## Goal
Every line of the records must be repeated exactly; pictures stay out.

--- start of Record list ---

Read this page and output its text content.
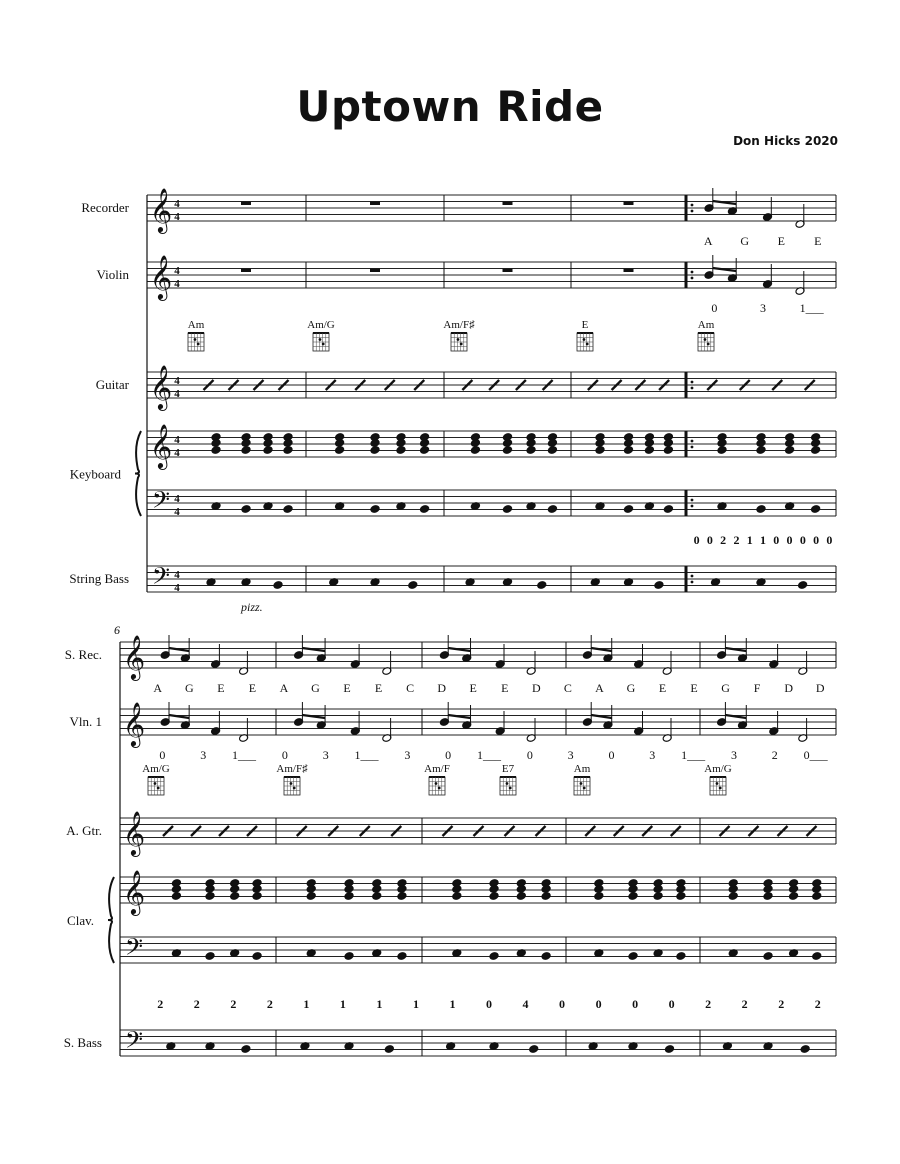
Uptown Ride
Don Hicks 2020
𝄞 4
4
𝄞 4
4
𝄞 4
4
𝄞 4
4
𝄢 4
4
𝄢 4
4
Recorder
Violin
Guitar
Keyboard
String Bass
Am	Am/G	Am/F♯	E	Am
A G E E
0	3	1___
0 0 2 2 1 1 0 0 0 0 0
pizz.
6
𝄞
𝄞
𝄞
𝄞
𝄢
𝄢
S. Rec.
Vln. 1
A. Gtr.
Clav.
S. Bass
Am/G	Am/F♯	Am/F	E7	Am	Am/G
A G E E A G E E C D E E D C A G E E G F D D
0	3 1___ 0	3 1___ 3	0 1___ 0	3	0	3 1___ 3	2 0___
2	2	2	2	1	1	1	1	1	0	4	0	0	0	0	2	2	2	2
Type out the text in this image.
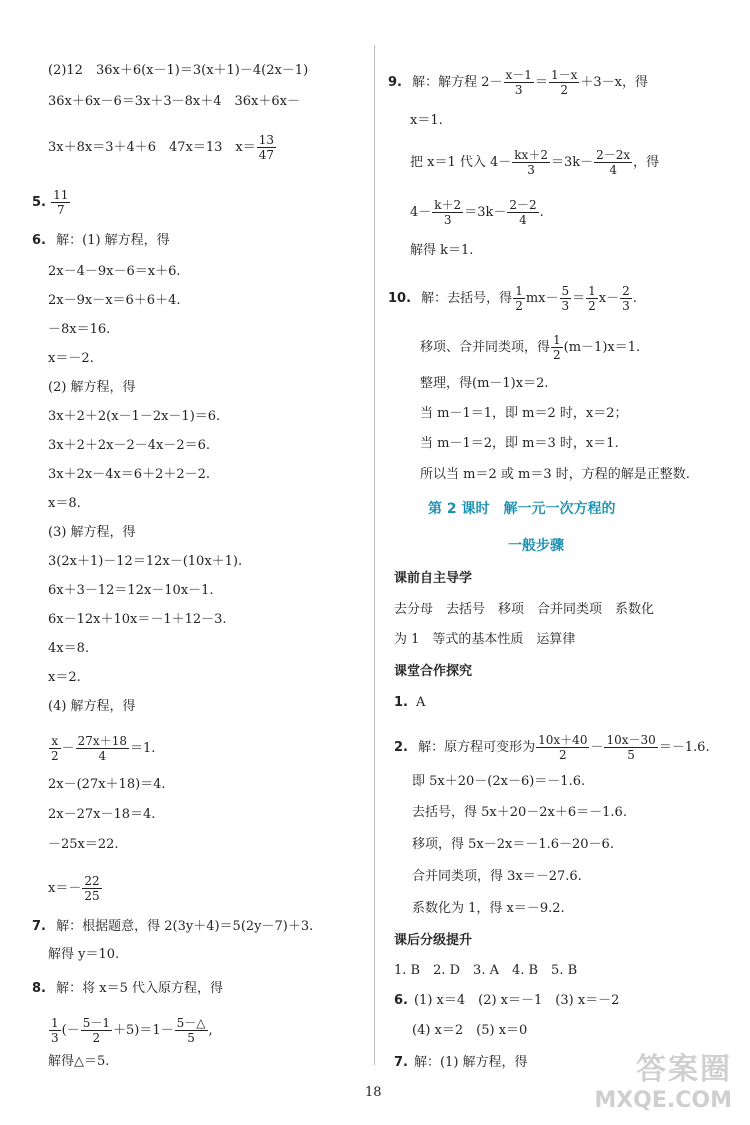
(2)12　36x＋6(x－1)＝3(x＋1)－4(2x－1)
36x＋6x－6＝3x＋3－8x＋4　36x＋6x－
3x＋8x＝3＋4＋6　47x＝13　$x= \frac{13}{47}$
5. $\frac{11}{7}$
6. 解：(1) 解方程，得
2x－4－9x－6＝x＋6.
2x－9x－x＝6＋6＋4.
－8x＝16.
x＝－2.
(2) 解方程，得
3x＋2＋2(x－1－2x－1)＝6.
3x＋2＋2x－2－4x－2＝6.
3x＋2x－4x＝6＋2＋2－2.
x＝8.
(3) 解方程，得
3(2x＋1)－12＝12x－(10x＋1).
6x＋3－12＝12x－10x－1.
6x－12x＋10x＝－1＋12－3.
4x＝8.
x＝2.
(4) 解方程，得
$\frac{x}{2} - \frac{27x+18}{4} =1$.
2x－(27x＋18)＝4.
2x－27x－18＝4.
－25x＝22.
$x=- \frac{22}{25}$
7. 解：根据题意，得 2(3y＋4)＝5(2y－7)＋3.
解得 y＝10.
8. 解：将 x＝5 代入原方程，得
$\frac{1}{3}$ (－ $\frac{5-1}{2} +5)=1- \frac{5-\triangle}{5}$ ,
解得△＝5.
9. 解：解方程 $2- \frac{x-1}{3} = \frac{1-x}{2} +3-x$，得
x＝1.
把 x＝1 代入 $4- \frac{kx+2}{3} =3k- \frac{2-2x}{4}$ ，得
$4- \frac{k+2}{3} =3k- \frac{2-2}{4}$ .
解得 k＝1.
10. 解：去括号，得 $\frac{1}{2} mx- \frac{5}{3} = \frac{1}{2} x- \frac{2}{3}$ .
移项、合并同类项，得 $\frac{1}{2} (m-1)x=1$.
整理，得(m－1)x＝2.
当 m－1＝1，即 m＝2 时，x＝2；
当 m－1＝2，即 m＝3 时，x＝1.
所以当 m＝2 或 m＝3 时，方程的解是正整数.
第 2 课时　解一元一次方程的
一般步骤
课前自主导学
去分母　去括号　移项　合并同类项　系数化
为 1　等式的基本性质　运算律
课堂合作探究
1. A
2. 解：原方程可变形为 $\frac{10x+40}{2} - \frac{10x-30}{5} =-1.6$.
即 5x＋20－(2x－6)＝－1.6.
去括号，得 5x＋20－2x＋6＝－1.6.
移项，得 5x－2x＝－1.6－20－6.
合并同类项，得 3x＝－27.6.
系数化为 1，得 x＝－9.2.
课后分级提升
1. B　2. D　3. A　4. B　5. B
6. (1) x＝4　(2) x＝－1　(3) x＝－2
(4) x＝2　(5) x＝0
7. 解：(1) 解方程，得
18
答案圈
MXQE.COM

--- end of Record list ---

## Exercise output
Read this page and output its text content.
Uptown Ride
Don Hicks 2020
𝄞 4
4
𝄞 4
4
𝄞 4
4
𝄞 4
4
𝄢 4
4
𝄢 4
4
Recorder
Violin
Guitar
Keyboard
String Bass
Am	Am/G	Am/F♯	E	Am
A G E E
0	3	1___
0 0 2 2 1 1 0 0 0 0 0
pizz.
6
𝄞
𝄞
𝄞
𝄞
𝄢
𝄢
S. Rec.
Vln. 1
A. Gtr.
Clav.
S. Bass
Am/G	Am/F♯	Am/F	E7	Am	Am/G
A G E E A G E E C D E E D C A G E E G F D D
0	3 1___ 0	3 1___ 3	0 1___ 0	3	0	3 1___ 3	2 0___
2	2	2	2	1	1	1	1	1	0	4	0	0	0	0	2	2	2	2
Type out the text in this image.
(2)12　36x＋6(x－1)＝3(x＋1)－4(2x－1)
36x＋6x－6＝3x＋3－8x＋4　36x＋6x－
3x＋8x＝3＋4＋6　47x＝13　$x= \frac{13}{47}$
5. $\frac{11}{7}$
6. 解：(1) 解方程，得
2x－4－9x－6＝x＋6.
2x－9x－x＝6＋6＋4.
－8x＝16.
x＝－2.
(2) 解方程，得
3x＋2＋2(x－1－2x－1)＝6.
3x＋2＋2x－2－4x－2＝6.
3x＋2x－4x＝6＋2＋2－2.
x＝8.
(3) 解方程，得
3(2x＋1)－12＝12x－(10x＋1).
6x＋3－12＝12x－10x－1.
6x－12x＋10x＝－1＋12－3.
4x＝8.
x＝2.
(4) 解方程，得
$\frac{x}{2} - \frac{27x+18}{4} =1$.
2x－(27x＋18)＝4.
2x－27x－18＝4.
－25x＝22.
$x=- \frac{22}{25}$
7. 解：根据题意，得 2(3y＋4)＝5(2y－7)＋3.
解得 y＝10.
8. 解：将 x＝5 代入原方程，得
$\frac{1}{3}$ (－ $\frac{5-1}{2} +5)=1- \frac{5-\triangle}{5}$ ,
解得△＝5.
9. 解：解方程 $2- \frac{x-1}{3} = \frac{1-x}{2} +3-x$，得
x＝1.
把 x＝1 代入 $4- \frac{kx+2}{3} =3k- \frac{2-2x}{4}$ ，得
$4- \frac{k+2}{3} =3k- \frac{2-2}{4}$ .
解得 k＝1.
10. 解：去括号，得 $\frac{1}{2} mx- \frac{5}{3} = \frac{1}{2} x- \frac{2}{3}$ .
移项、合并同类项，得 $\frac{1}{2} (m-1)x=1$.
整理，得(m－1)x＝2.
当 m－1＝1，即 m＝2 时，x＝2；
当 m－1＝2，即 m＝3 时，x＝1.
所以当 m＝2 或 m＝3 时，方程的解是正整数.
第 2 课时　解一元一次方程的
一般步骤
课前自主导学
去分母　去括号　移项　合并同类项　系数化
为 1　等式的基本性质　运算律
课堂合作探究
1. A
2. 解：原方程可变形为 $\frac{10x+40}{2} - \frac{10x-30}{5} =-1.6$.
即 5x＋20－(2x－6)＝－1.6.
去括号，得 5x＋20－2x＋6＝－1.6.
移项，得 5x－2x＝－1.6－20－6.
合并同类项，得 3x＝－27.6.
系数化为 1，得 x＝－9.2.
课后分级提升
1. B　2. D　3. A　4. B　5. B
6. (1) x＝4　(2) x＝－1　(3) x＝－2
(4) x＝2　(5) x＝0
7. 解：(1) 解方程，得
18
答案圈
MXQE.COM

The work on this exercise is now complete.